— Start EXTRACTED INFORMATION —
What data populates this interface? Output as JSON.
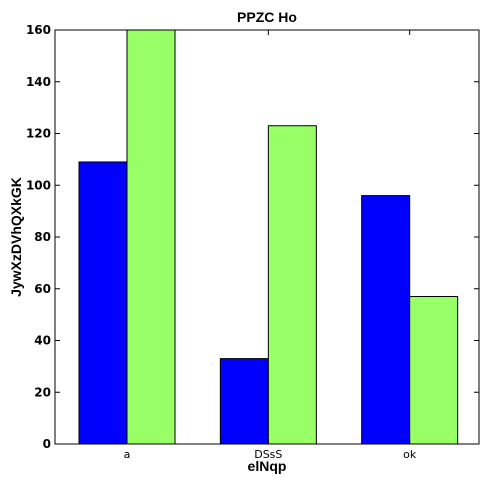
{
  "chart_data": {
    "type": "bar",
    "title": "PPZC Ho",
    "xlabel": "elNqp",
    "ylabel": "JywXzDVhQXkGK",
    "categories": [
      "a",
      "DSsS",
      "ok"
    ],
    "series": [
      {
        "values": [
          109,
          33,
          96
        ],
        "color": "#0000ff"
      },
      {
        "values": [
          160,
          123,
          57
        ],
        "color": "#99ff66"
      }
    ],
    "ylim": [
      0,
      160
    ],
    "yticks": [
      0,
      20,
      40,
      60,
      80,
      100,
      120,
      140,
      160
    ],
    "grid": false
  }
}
— End EXTRACTED INFORMATION —
PROBLEM TO WORK ON: Print every entry exactly as written, without the pictures.

FINISHED EXERCISE:
What data populates this interface? Output as JSON.
{
  "chart_data": {
    "type": "bar",
    "title": "PPZC Ho",
    "xlabel": "elNqp",
    "ylabel": "JywXzDVhQXkGK",
    "categories": [
      "a",
      "DSsS",
      "ok"
    ],
    "series": [
      {
        "values": [
          109,
          33,
          96
        ],
        "color": "#0000ff"
      },
      {
        "values": [
          160,
          123,
          57
        ],
        "color": "#99ff66"
      }
    ],
    "ylim": [
      0,
      160
    ],
    "yticks": [
      0,
      20,
      40,
      60,
      80,
      100,
      120,
      140,
      160
    ],
    "grid": false
  }
}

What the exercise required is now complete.